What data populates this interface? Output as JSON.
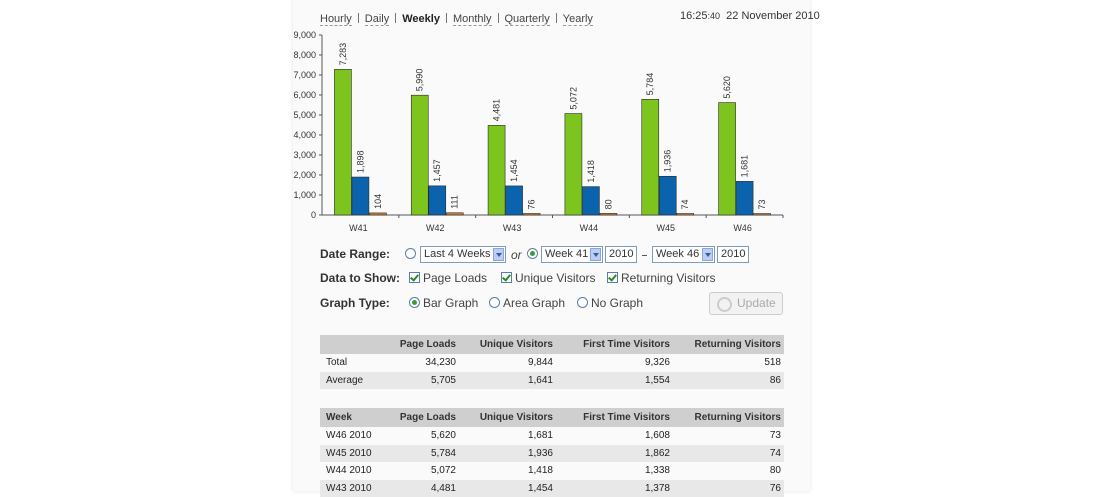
{
  "nav": {
    "links": [
      "Hourly",
      "Daily",
      "Weekly",
      "Monthly",
      "Quarterly",
      "Yearly"
    ],
    "current": 2
  },
  "clock": {
    "time_hm": "16:25",
    "time_s": ":40",
    "date": "22 November 2010"
  },
  "chart_data": {
    "type": "bar",
    "categories": [
      "W41",
      "W42",
      "W43",
      "W44",
      "W45",
      "W46"
    ],
    "series": [
      {
        "name": "Page Loads",
        "color": "#7ec41f",
        "values": [
          7283,
          5990,
          4481,
          5072,
          5784,
          5620
        ],
        "value_labels": [
          "7,283",
          "5,990",
          "4,481",
          "5,072",
          "5,784",
          "5,620"
        ]
      },
      {
        "name": "Unique Visitors",
        "color": "#0c63ad",
        "values": [
          1898,
          1457,
          1454,
          1418,
          1936,
          1681
        ],
        "value_labels": [
          "1,898",
          "1,457",
          "1,454",
          "1,418",
          "1,936",
          "1,681"
        ]
      },
      {
        "name": "Returning Visitors",
        "color": "#d07f2a",
        "values": [
          104,
          111,
          76,
          80,
          74,
          73
        ]
      }
    ],
    "ylim": [
      0,
      9000
    ],
    "yticks": [
      0,
      {
        "value": 1000,
        "label": "1,000"
      },
      {
        "value": 2000,
        "label": "2,000"
      },
      {
        "value": 3000,
        "label": "3,000"
      },
      {
        "value": 4000,
        "label": "4,000"
      },
      {
        "value": 5000,
        "label": "5,000"
      },
      {
        "value": 6000,
        "label": "6,000"
      },
      {
        "value": 7000,
        "label": "7,000"
      },
      {
        "value": 8000,
        "label": "8,000"
      },
      {
        "value": 9000,
        "label": "9,000"
      }
    ],
    "grid": false
  },
  "controls": {
    "date_range": {
      "label": "Date Range:",
      "preset": "Last 4 Weeks",
      "or": "or",
      "from_week": "Week 41",
      "from_year": "2010",
      "to_week": "Week 46",
      "to_year": "2010"
    },
    "data_to_show": {
      "label": "Data to Show:"
    },
    "graph_type": {
      "label": "Graph Type:",
      "options": [
        "Bar Graph",
        "Area Graph",
        "No Graph"
      ]
    },
    "update": "Update"
  },
  "summary_table": {
    "columns": [
      "Page Loads",
      "Unique Visitors",
      "First Time Visitors",
      "Returning Visitors"
    ],
    "rows": [
      [
        "Total",
        "34,230",
        "9,844",
        "9,326",
        "518"
      ],
      [
        "Average",
        "5,705",
        "1,641",
        "1,554",
        "86"
      ]
    ]
  },
  "weekly_table": {
    "columns": [
      "Week",
      "Page Loads",
      "Unique Visitors",
      "First Time Visitors",
      "Returning Visitors"
    ],
    "rows": [
      [
        "W46 2010",
        "5,620",
        "1,681",
        "1,608",
        "73"
      ],
      [
        "W45 2010",
        "5,784",
        "1,936",
        "1,862",
        "74"
      ],
      [
        "W44 2010",
        "5,072",
        "1,418",
        "1,338",
        "80"
      ],
      [
        "W43 2010",
        "4,481",
        "1,454",
        "1,378",
        "76"
      ]
    ]
  }
}
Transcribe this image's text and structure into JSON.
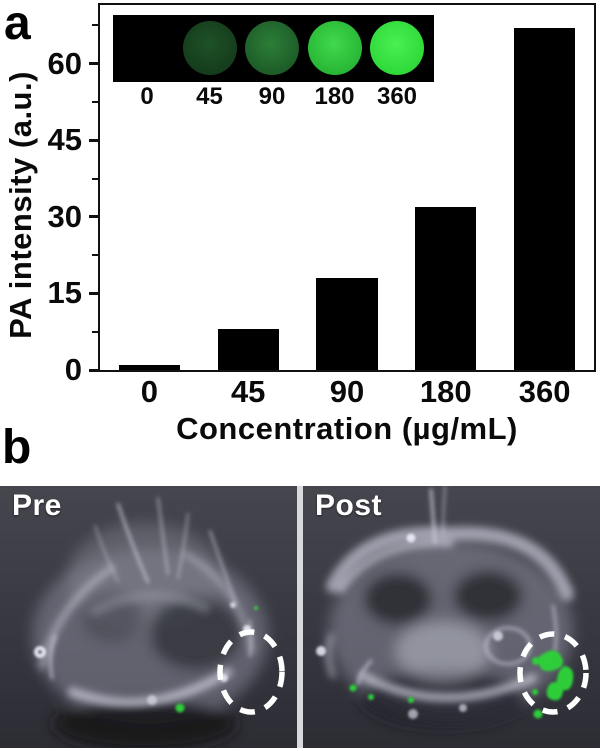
{
  "figure": {
    "panel_a_label": "a",
    "panel_b_label": "b"
  },
  "chart_data": {
    "type": "bar",
    "title": "",
    "categories": [
      "0",
      "45",
      "90",
      "180",
      "360"
    ],
    "values": [
      1,
      8,
      18,
      32,
      67
    ],
    "xlabel": "Concentration (µg/mL)",
    "ylabel": "PA intensity (a.u.)",
    "ylim": [
      0,
      71.5
    ],
    "yticks": [
      0,
      15,
      30,
      45,
      60
    ],
    "minor_ytick_step": 7.5,
    "grid": false,
    "legend": false,
    "bar_color": "#000000",
    "axis_color": "#111111",
    "inset": {
      "background": "#000000",
      "wells": [
        {
          "label": "0",
          "base": null,
          "highlight": null
        },
        {
          "label": "45",
          "base": "#153c1c",
          "highlight": "#1f5226"
        },
        {
          "label": "90",
          "base": "#1d5c28",
          "highlight": "#2c7e38"
        },
        {
          "label": "180",
          "base": "#28b635",
          "highlight": "#40d84d"
        },
        {
          "label": "360",
          "base": "#2ed938",
          "highlight": "#4bef53"
        }
      ]
    }
  },
  "panel_b": {
    "images": [
      {
        "label": "Pre"
      },
      {
        "label": "Post"
      }
    ],
    "marker_color": "#2fce3b",
    "roi_stroke_color": "#ffffff"
  }
}
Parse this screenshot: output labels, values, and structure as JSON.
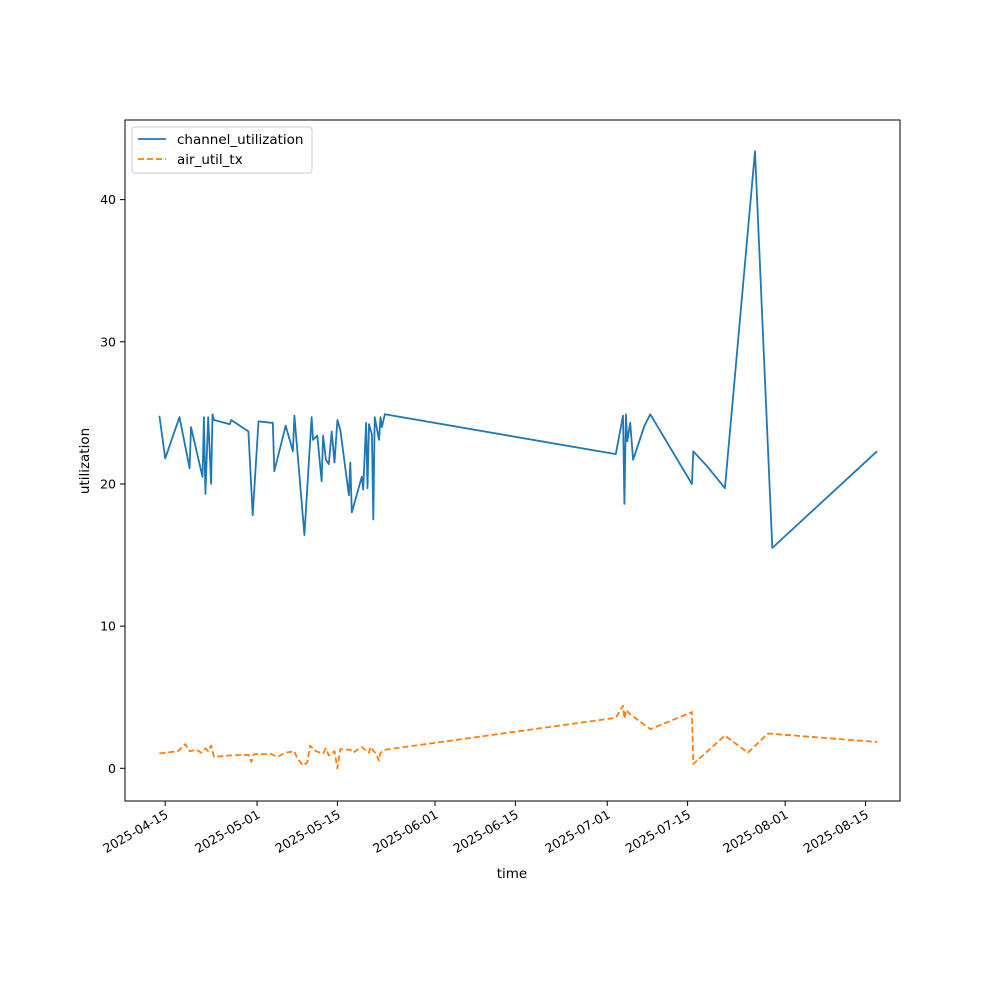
{
  "chart_data": {
    "type": "line",
    "title": "",
    "xlabel": "time",
    "ylabel": "utilization",
    "x_ticks": [
      "2025-04-15",
      "2025-05-01",
      "2025-05-15",
      "2025-06-01",
      "2025-06-15",
      "2025-07-01",
      "2025-07-15",
      "2025-08-01",
      "2025-08-15"
    ],
    "y_ticks": [
      0,
      10,
      20,
      30,
      40
    ],
    "xlim": [
      "2025-04-08",
      "2025-08-21"
    ],
    "ylim": [
      -2.3,
      45.6
    ],
    "grid": false,
    "legend_position": "upper-left",
    "series": [
      {
        "name": "channel_utilization",
        "color": "#1f77b4",
        "style": "solid",
        "points": [
          [
            "2025-04-14T00:00",
            24.8
          ],
          [
            "2025-04-15T00:00",
            21.8
          ],
          [
            "2025-04-17T12:00",
            24.7
          ],
          [
            "2025-04-19T06:00",
            21.1
          ],
          [
            "2025-04-19T12:00",
            24.0
          ],
          [
            "2025-04-21T12:00",
            20.5
          ],
          [
            "2025-04-21T18:00",
            24.7
          ],
          [
            "2025-04-22T00:00",
            19.3
          ],
          [
            "2025-04-22T12:00",
            24.7
          ],
          [
            "2025-04-23T00:00",
            20.0
          ],
          [
            "2025-04-23T06:00",
            24.9
          ],
          [
            "2025-04-23T12:00",
            24.5
          ],
          [
            "2025-04-26T06:00",
            24.2
          ],
          [
            "2025-04-26T12:00",
            24.5
          ],
          [
            "2025-04-29T12:00",
            23.7
          ],
          [
            "2025-04-30T06:00",
            17.8
          ],
          [
            "2025-05-01T06:00",
            24.4
          ],
          [
            "2025-05-03T12:00",
            24.3
          ],
          [
            "2025-05-03T18:00",
            24.3
          ],
          [
            "2025-05-04T00:00",
            20.9
          ],
          [
            "2025-05-06T00:00",
            24.1
          ],
          [
            "2025-05-07T06:00",
            22.3
          ],
          [
            "2025-05-07T12:00",
            24.8
          ],
          [
            "2025-05-09T06:00",
            16.4
          ],
          [
            "2025-05-10T12:00",
            24.7
          ],
          [
            "2025-05-10T18:00",
            23.1
          ],
          [
            "2025-05-11T12:00",
            23.4
          ],
          [
            "2025-05-12T06:00",
            20.2
          ],
          [
            "2025-05-12T12:00",
            23.4
          ],
          [
            "2025-05-13T00:00",
            21.7
          ],
          [
            "2025-05-13T12:00",
            21.4
          ],
          [
            "2025-05-14T00:00",
            23.7
          ],
          [
            "2025-05-14T12:00",
            21.5
          ],
          [
            "2025-05-15T00:00",
            24.5
          ],
          [
            "2025-05-15T12:00",
            23.8
          ],
          [
            "2025-05-17T00:00",
            19.2
          ],
          [
            "2025-05-17T06:00",
            21.5
          ],
          [
            "2025-05-17T12:00",
            18.0
          ],
          [
            "2025-05-19T06:00",
            20.5
          ],
          [
            "2025-05-19T12:00",
            19.6
          ],
          [
            "2025-05-20T00:00",
            24.3
          ],
          [
            "2025-05-20T06:00",
            19.7
          ],
          [
            "2025-05-20T12:00",
            24.2
          ],
          [
            "2025-05-21T00:00",
            23.5
          ],
          [
            "2025-05-21T06:00",
            17.5
          ],
          [
            "2025-05-21T12:00",
            24.7
          ],
          [
            "2025-05-22T06:00",
            23.1
          ],
          [
            "2025-05-22T12:00",
            24.7
          ],
          [
            "2025-05-22T18:00",
            24.0
          ],
          [
            "2025-05-23T06:00",
            24.9
          ],
          [
            "2025-07-02T12:00",
            22.1
          ],
          [
            "2025-07-03T18:00",
            24.8
          ],
          [
            "2025-07-04T00:00",
            18.6
          ],
          [
            "2025-07-04T06:00",
            24.9
          ],
          [
            "2025-07-04T12:00",
            23.0
          ],
          [
            "2025-07-05T00:00",
            24.3
          ],
          [
            "2025-07-05T12:00",
            21.7
          ],
          [
            "2025-07-07T12:00",
            24.1
          ],
          [
            "2025-07-08T12:00",
            24.9
          ],
          [
            "2025-07-15T18:00",
            20.0
          ],
          [
            "2025-07-16T00:00",
            22.3
          ],
          [
            "2025-07-18T12:00",
            21.2
          ],
          [
            "2025-07-21T12:00",
            19.7
          ],
          [
            "2025-07-26T18:00",
            43.4
          ],
          [
            "2025-07-29T18:00",
            15.5
          ],
          [
            "2025-08-17T00:00",
            22.3
          ]
        ]
      },
      {
        "name": "air_util_tx",
        "color": "#ff7f0e",
        "style": "dashed",
        "points": [
          [
            "2025-04-14T00:00",
            1.05
          ],
          [
            "2025-04-17T06:00",
            1.2
          ],
          [
            "2025-04-18T12:00",
            1.7
          ],
          [
            "2025-04-19T06:00",
            1.2
          ],
          [
            "2025-04-20T12:00",
            1.3
          ],
          [
            "2025-04-21T06:00",
            1.1
          ],
          [
            "2025-04-22T00:00",
            1.4
          ],
          [
            "2025-04-22T12:00",
            1.2
          ],
          [
            "2025-04-23T00:00",
            1.6
          ],
          [
            "2025-04-23T12:00",
            0.8
          ],
          [
            "2025-04-26T00:00",
            0.9
          ],
          [
            "2025-04-29T12:00",
            0.95
          ],
          [
            "2025-04-30T00:00",
            0.45
          ],
          [
            "2025-04-30T12:00",
            1.0
          ],
          [
            "2025-05-03T12:00",
            1.0
          ],
          [
            "2025-05-04T12:00",
            0.8
          ],
          [
            "2025-05-06T00:00",
            1.1
          ],
          [
            "2025-05-07T12:00",
            1.2
          ],
          [
            "2025-05-08T00:00",
            0.7
          ],
          [
            "2025-05-09T00:00",
            0.2
          ],
          [
            "2025-05-09T18:00",
            0.4
          ],
          [
            "2025-05-10T06:00",
            1.6
          ],
          [
            "2025-05-11T06:00",
            1.2
          ],
          [
            "2025-05-12T12:00",
            1.05
          ],
          [
            "2025-05-13T00:00",
            1.4
          ],
          [
            "2025-05-13T12:00",
            0.9
          ],
          [
            "2025-05-14T12:00",
            1.2
          ],
          [
            "2025-05-15T00:00",
            0.0
          ],
          [
            "2025-05-15T12:00",
            1.35
          ],
          [
            "2025-05-17T06:00",
            1.3
          ],
          [
            "2025-05-17T18:00",
            1.1
          ],
          [
            "2025-05-19T06:00",
            1.5
          ],
          [
            "2025-05-20T12:00",
            1.1
          ],
          [
            "2025-05-20T18:00",
            1.5
          ],
          [
            "2025-05-21T18:00",
            1.0
          ],
          [
            "2025-05-22T06:00",
            0.55
          ],
          [
            "2025-05-22T12:00",
            1.1
          ],
          [
            "2025-05-23T06:00",
            1.3
          ],
          [
            "2025-07-02T12:00",
            3.55
          ],
          [
            "2025-07-03T18:00",
            4.4
          ],
          [
            "2025-07-04T00:00",
            3.5
          ],
          [
            "2025-07-04T06:00",
            4.1
          ],
          [
            "2025-07-05T00:00",
            3.8
          ],
          [
            "2025-07-08T12:00",
            2.75
          ],
          [
            "2025-07-15T18:00",
            3.95
          ],
          [
            "2025-07-16T00:00",
            0.3
          ],
          [
            "2025-07-21T12:00",
            2.3
          ],
          [
            "2025-07-25T12:00",
            1.1
          ],
          [
            "2025-07-29T00:00",
            2.45
          ],
          [
            "2025-08-17T00:00",
            1.85
          ]
        ]
      }
    ]
  }
}
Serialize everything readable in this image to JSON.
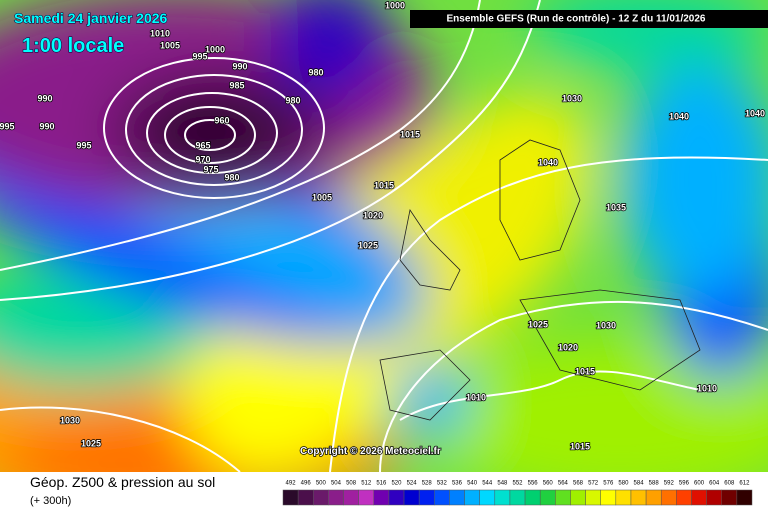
{
  "header": {
    "date": "Samedi 24 janvier 2026",
    "time": "1:00 locale",
    "run": "Ensemble GEFS  (Run de contrôle)  -  12 Z du 11/01/2026"
  },
  "copyright": "Copyright © 2026 Meteociel.fr",
  "isobar_labels": [
    "1000",
    "1010",
    "1005",
    "1000",
    "995",
    "990",
    "980",
    "985",
    "980",
    "990",
    "960",
    "995",
    "990",
    "965",
    "995",
    "970",
    "975",
    "980",
    "1015",
    "1030",
    "1040",
    "1040",
    "1040",
    "1015",
    "1005",
    "1035",
    "1020",
    "1025",
    "1025",
    "1030",
    "1020",
    "1015",
    "1010",
    "1010",
    "1030",
    "1025",
    "1015"
  ],
  "footer": {
    "title": "Géop. Z500 & pression au sol",
    "lead": "(+ 300h)"
  },
  "legend": {
    "labels": [
      "492",
      "496",
      "500",
      "504",
      "508",
      "512",
      "516",
      "520",
      "524",
      "528",
      "532",
      "536",
      "540",
      "544",
      "548",
      "552",
      "556",
      "560",
      "564",
      "568",
      "572",
      "576",
      "580",
      "584",
      "588",
      "592",
      "596",
      "600",
      "604",
      "608",
      "612"
    ]
  }
}
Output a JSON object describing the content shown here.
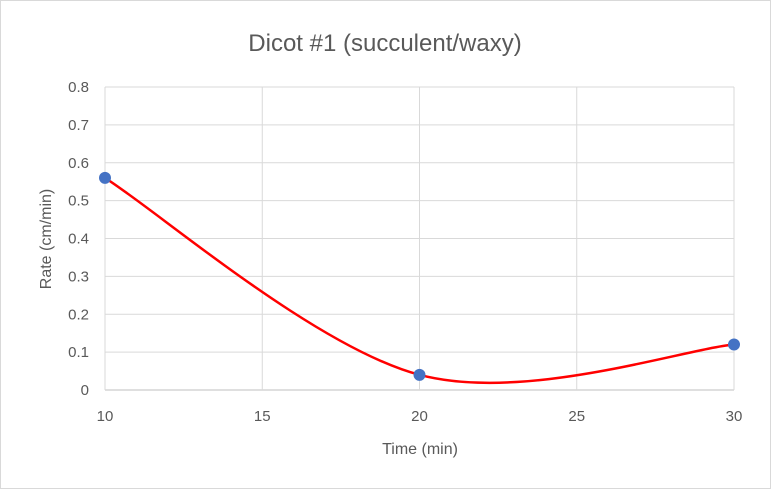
{
  "chart_data": {
    "type": "scatter",
    "title": "Dicot #1 (succulent/waxy)",
    "xlabel": "Time (min)",
    "ylabel": "Rate (cm/min)",
    "xlim": [
      10,
      30
    ],
    "ylim": [
      0,
      0.8
    ],
    "x_ticks": [
      "10",
      "15",
      "20",
      "25",
      "30"
    ],
    "y_ticks": [
      "0",
      "0.1",
      "0.2",
      "0.3",
      "0.4",
      "0.5",
      "0.6",
      "0.7",
      "0.8"
    ],
    "grid": true,
    "legend": "none",
    "smoothed_line": true,
    "line_color": "#ff0000",
    "marker_color": "#4472c4",
    "series": [
      {
        "x": [
          10,
          20,
          30
        ],
        "y": [
          0.56,
          0.04,
          0.12
        ]
      }
    ]
  }
}
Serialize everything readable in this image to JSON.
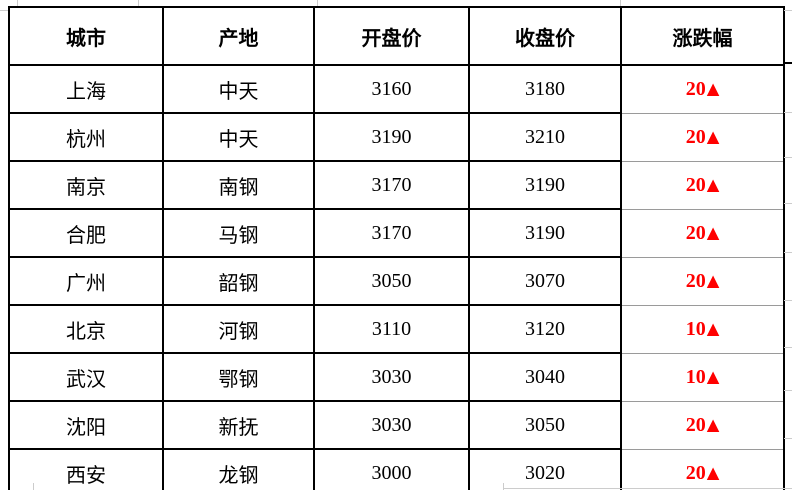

■ ■ ■ ■

# TASK REQUIREMENTS
Up to and including the last line of the listing, starting at the line with "Output a JSON", extract every line exactly and leave out the pictures.

# RESULT FOR THIS EXERCISE
Output a JSON object describing the content shown here.
{
  "chart_data": {
    "type": "scatter",
    "title": "Dicot #1 (succulent/waxy)",
    "xlabel": "Time (min)",
    "ylabel": "Rate (cm/min)",
    "xlim": [
      10,
      30
    ],
    "ylim": [
      0,
      0.8
    ],
    "x_ticks": [
      "10",
      "15",
      "20",
      "25",
      "30"
    ],
    "y_ticks": [
      "0",
      "0.1",
      "0.2",
      "0.3",
      "0.4",
      "0.5",
      "0.6",
      "0.7",
      "0.8"
    ],
    "grid": true,
    "legend": "none",
    "smoothed_line": true,
    "line_color": "#ff0000",
    "marker_color": "#4472c4",
    "series": [
      {
        "x": [
          10,
          20,
          30
        ],
        "y": [
          0.56,
          0.04,
          0.12
        ]
      }
    ]
  }
}
Serialize everything readable in this image to JSON.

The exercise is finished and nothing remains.